## Problem
Reproduce every record below exactly as it appears.
Recorded information start
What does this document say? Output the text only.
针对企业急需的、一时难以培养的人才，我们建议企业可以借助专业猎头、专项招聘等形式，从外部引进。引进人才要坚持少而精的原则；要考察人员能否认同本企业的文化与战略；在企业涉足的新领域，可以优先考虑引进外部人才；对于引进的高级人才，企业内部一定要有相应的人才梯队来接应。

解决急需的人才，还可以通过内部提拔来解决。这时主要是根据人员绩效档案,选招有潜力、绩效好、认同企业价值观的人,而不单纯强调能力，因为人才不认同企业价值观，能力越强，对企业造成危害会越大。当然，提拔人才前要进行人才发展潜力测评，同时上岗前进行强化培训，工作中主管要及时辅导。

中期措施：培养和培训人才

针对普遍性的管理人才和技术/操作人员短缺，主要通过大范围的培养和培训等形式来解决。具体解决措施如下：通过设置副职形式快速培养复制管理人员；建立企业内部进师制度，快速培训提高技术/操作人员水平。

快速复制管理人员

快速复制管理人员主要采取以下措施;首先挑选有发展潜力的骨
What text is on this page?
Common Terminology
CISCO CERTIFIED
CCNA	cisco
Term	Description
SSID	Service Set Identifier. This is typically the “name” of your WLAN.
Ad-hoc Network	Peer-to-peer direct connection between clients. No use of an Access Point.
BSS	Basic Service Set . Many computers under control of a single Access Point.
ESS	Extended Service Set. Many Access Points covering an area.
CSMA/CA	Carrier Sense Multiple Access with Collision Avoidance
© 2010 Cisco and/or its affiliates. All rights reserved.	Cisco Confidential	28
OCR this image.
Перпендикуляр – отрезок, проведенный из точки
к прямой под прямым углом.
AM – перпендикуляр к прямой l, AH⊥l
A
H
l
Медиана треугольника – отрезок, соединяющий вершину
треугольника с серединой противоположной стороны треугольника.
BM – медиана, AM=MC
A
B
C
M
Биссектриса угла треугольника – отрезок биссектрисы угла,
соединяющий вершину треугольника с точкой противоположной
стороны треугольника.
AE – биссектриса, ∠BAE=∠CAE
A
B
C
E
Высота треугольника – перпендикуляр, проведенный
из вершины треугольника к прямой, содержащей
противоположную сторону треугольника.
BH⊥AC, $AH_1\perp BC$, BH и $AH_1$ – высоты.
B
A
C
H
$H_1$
Recorded information end
## Problem solution
What does this document say? Output the text only.
针对企业急需的、一时难以培养的人才，我们建议企业可以借助专业猎头、专项招聘等形式，从外部引进。引进人才要坚持少而精的原则；要考察人员能否认同本企业的文化与战略；在企业涉足的新领域，可以优先考虑引进外部人才；对于引进的高级人才，企业内部一定要有相应的人才梯队来接应。

解决急需的人才，还可以通过内部提拔来解决。这时主要是根据人员绩效档案,选招有潜力、绩效好、认同企业价值观的人,而不单纯强调能力，因为人才不认同企业价值观，能力越强，对企业造成危害会越大。当然，提拔人才前要进行人才发展潜力测评，同时上岗前进行强化培训，工作中主管要及时辅导。

中期措施：培养和培训人才

针对普遍性的管理人才和技术/操作人员短缺，主要通过大范围的培养和培训等形式来解决。具体解决措施如下：通过设置副职形式快速培养复制管理人员；建立企业内部进师制度，快速培训提高技术/操作人员水平。

快速复制管理人员

快速复制管理人员主要采取以下措施;首先挑选有发展潜力的骨
What text is on this page?
Common Terminology
CISCO CERTIFIED
CCNA	cisco
Term	Description
SSID	Service Set Identifier. This is typically the “name” of your WLAN.
Ad-hoc Network	Peer-to-peer direct connection between clients. No use of an Access Point.
BSS	Basic Service Set . Many computers under control of a single Access Point.
ESS	Extended Service Set. Many Access Points covering an area.
CSMA/CA	Carrier Sense Multiple Access with Collision Avoidance
© 2010 Cisco and/or its affiliates. All rights reserved.	Cisco Confidential	28
OCR this image.
Перпендикуляр – отрезок, проведенный из точки
к прямой под прямым углом.
AM – перпендикуляр к прямой l, AH⊥l
A
H
l
Медиана треугольника – отрезок, соединяющий вершину
треугольника с серединой противоположной стороны треугольника.
BM – медиана, AM=MC
A
B
C
M
Биссектриса угла треугольника – отрезок биссектрисы угла,
соединяющий вершину треугольника с точкой противоположной
стороны треугольника.
AE – биссектриса, ∠BAE=∠CAE
A
B
C
E
Высота треугольника – перпендикуляр, проведенный
из вершины треугольника к прямой, содержащей
противоположную сторону треугольника.
BH⊥AC, $AH_1\perp BC$, BH и $AH_1$ – высоты.
B
A
C
H
$H_1$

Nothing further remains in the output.